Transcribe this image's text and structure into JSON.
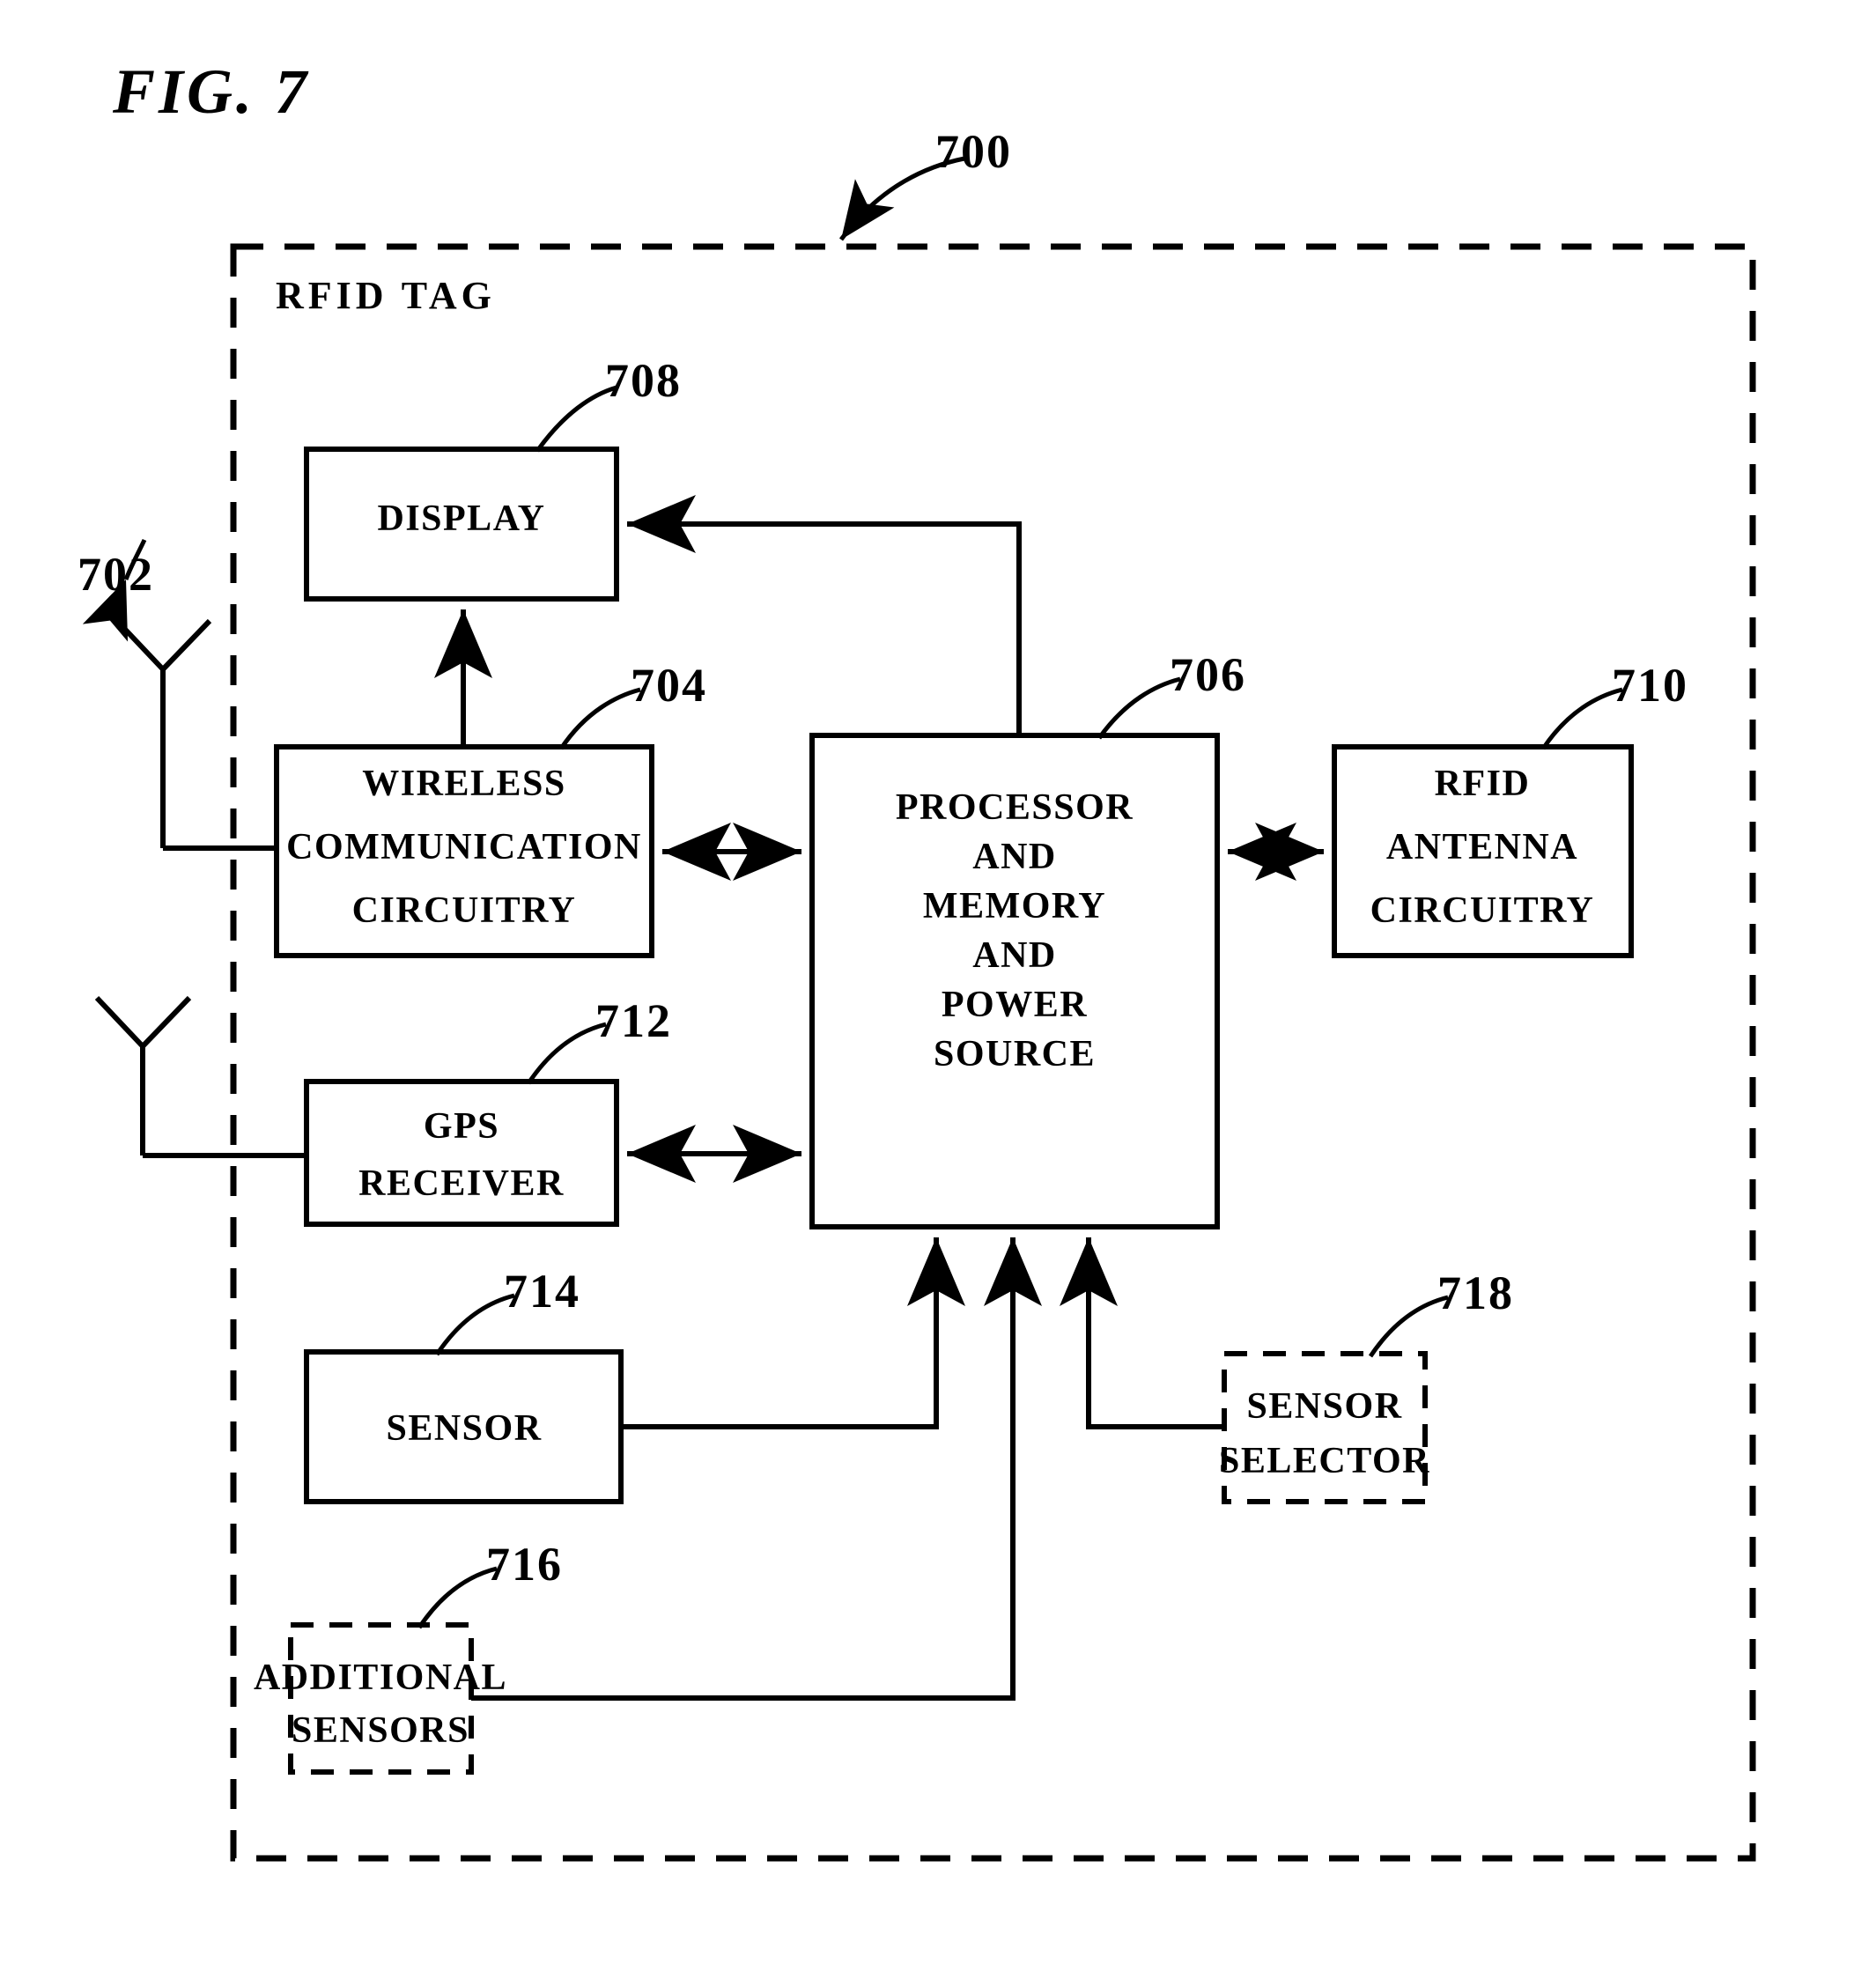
{
  "figure": {
    "title": "FIG. 7",
    "container_label": "RFID TAG",
    "container_ref": "700"
  },
  "refs": {
    "antenna_wireless": "702",
    "wireless": "704",
    "processor": "706",
    "display": "708",
    "rfid_antenna": "710",
    "gps": "712",
    "sensor": "714",
    "additional_sensors": "716",
    "sensor_selector": "718"
  },
  "blocks": {
    "display": {
      "label": "DISPLAY",
      "lines": [
        "DISPLAY"
      ],
      "style": "solid"
    },
    "wireless": {
      "label": "WIRELESS COMMUNICATION CIRCUITRY",
      "lines": [
        "WIRELESS",
        "COMMUNICATION",
        "CIRCUITRY"
      ],
      "style": "solid"
    },
    "processor": {
      "label": "PROCESSOR AND MEMORY AND POWER SOURCE",
      "lines": [
        "PROCESSOR",
        "AND",
        "MEMORY",
        "AND",
        "POWER",
        "SOURCE"
      ],
      "style": "solid"
    },
    "rfid_antenna": {
      "label": "RFID ANTENNA CIRCUITRY",
      "lines": [
        "RFID",
        "ANTENNA",
        "CIRCUITRY"
      ],
      "style": "solid"
    },
    "gps": {
      "label": "GPS RECEIVER",
      "lines": [
        "GPS",
        "RECEIVER"
      ],
      "style": "solid"
    },
    "sensor": {
      "label": "SENSOR",
      "lines": [
        "SENSOR"
      ],
      "style": "solid"
    },
    "additional_sensors": {
      "label": "ADDITIONAL SENSORS",
      "lines": [
        "ADDITIONAL",
        "SENSORS"
      ],
      "style": "dashed"
    },
    "sensor_selector": {
      "label": "SENSOR SELECTOR",
      "lines": [
        "SENSOR",
        "SELECTOR"
      ],
      "style": "dashed"
    }
  },
  "colors": {
    "ink": "#000000",
    "paper": "#ffffff"
  }
}
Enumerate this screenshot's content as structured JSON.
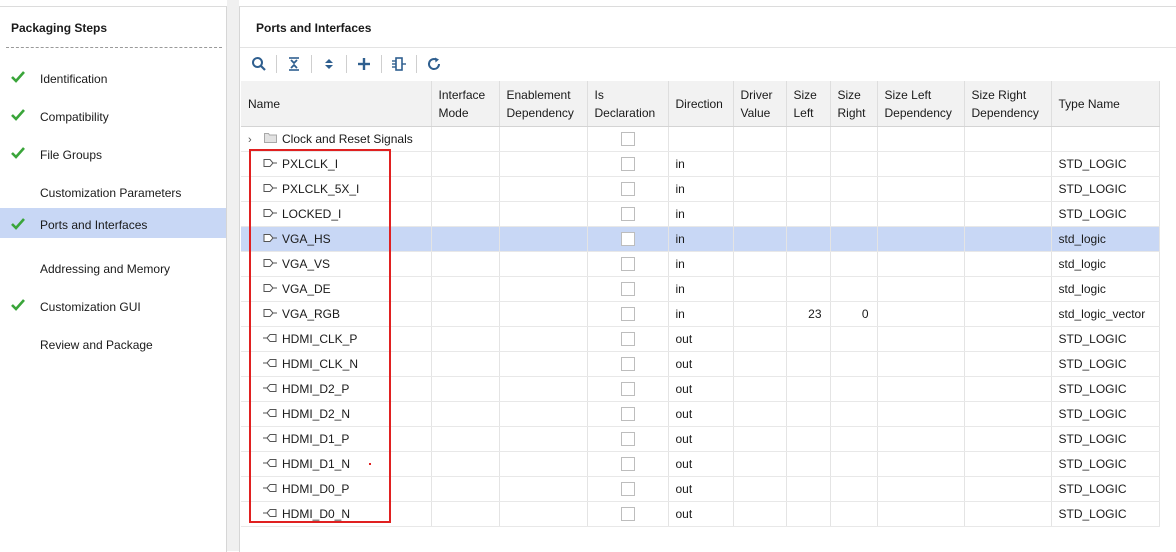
{
  "left_panel": {
    "title": "Packaging Steps",
    "steps": [
      {
        "label": "Identification",
        "checked": true,
        "selected": false
      },
      {
        "label": "Compatibility",
        "checked": true,
        "selected": false
      },
      {
        "label": "File Groups",
        "checked": true,
        "selected": false
      },
      {
        "label": "Customization Parameters",
        "checked": false,
        "selected": false
      },
      {
        "label": "Ports and Interfaces",
        "checked": true,
        "selected": true
      },
      {
        "label": "Addressing and Memory",
        "checked": false,
        "selected": false
      },
      {
        "label": "Customization GUI",
        "checked": true,
        "selected": false
      },
      {
        "label": "Review and Package",
        "checked": false,
        "selected": false
      }
    ]
  },
  "right_panel": {
    "title": "Ports and Interfaces",
    "toolbar": [
      "search-icon",
      "collapse-all-icon",
      "expand-all-icon",
      "add-icon",
      "map-ports-icon",
      "refresh-icon"
    ],
    "columns": [
      "Name",
      "Interface Mode",
      "Enablement Dependency",
      "Is Declaration",
      "Direction",
      "Driver Value",
      "Size Left",
      "Size Right",
      "Size Left Dependency",
      "Size Right Dependency",
      "Type Name"
    ],
    "group": {
      "name": "Clock and Reset Signals"
    },
    "rows": [
      {
        "name": "PXLCLK_I",
        "direction": "in",
        "size_left": "",
        "size_right": "",
        "type": "STD_LOGIC"
      },
      {
        "name": "PXLCLK_5X_I",
        "direction": "in",
        "size_left": "",
        "size_right": "",
        "type": "STD_LOGIC"
      },
      {
        "name": "LOCKED_I",
        "direction": "in",
        "size_left": "",
        "size_right": "",
        "type": "STD_LOGIC"
      },
      {
        "name": "VGA_HS",
        "direction": "in",
        "size_left": "",
        "size_right": "",
        "type": "std_logic",
        "selected": true
      },
      {
        "name": "VGA_VS",
        "direction": "in",
        "size_left": "",
        "size_right": "",
        "type": "std_logic"
      },
      {
        "name": "VGA_DE",
        "direction": "in",
        "size_left": "",
        "size_right": "",
        "type": "std_logic"
      },
      {
        "name": "VGA_RGB",
        "direction": "in",
        "size_left": "23",
        "size_right": "0",
        "type": "std_logic_vector"
      },
      {
        "name": "HDMI_CLK_P",
        "direction": "out",
        "size_left": "",
        "size_right": "",
        "type": "STD_LOGIC"
      },
      {
        "name": "HDMI_CLK_N",
        "direction": "out",
        "size_left": "",
        "size_right": "",
        "type": "STD_LOGIC"
      },
      {
        "name": "HDMI_D2_P",
        "direction": "out",
        "size_left": "",
        "size_right": "",
        "type": "STD_LOGIC"
      },
      {
        "name": "HDMI_D2_N",
        "direction": "out",
        "size_left": "",
        "size_right": "",
        "type": "STD_LOGIC"
      },
      {
        "name": "HDMI_D1_P",
        "direction": "out",
        "size_left": "",
        "size_right": "",
        "type": "STD_LOGIC"
      },
      {
        "name": "HDMI_D1_N",
        "direction": "out",
        "size_left": "",
        "size_right": "",
        "type": "STD_LOGIC"
      },
      {
        "name": "HDMI_D0_P",
        "direction": "out",
        "size_left": "",
        "size_right": "",
        "type": "STD_LOGIC"
      },
      {
        "name": "HDMI_D0_N",
        "direction": "out",
        "size_left": "",
        "size_right": "",
        "type": "STD_LOGIC"
      }
    ]
  },
  "colors": {
    "selection": "#c8d7f5",
    "check": "#3aa53a",
    "highlight_box": "#e02020",
    "toolbar_icon": "#2f5f8f"
  }
}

================================

■ **Task statement**: From the data, list each line in which the string "title" appears.

■ **Answer in full**:
    "title": "FIG. 7",
    "title": "Packaging Steps",
    "title": "Ports and Interfaces",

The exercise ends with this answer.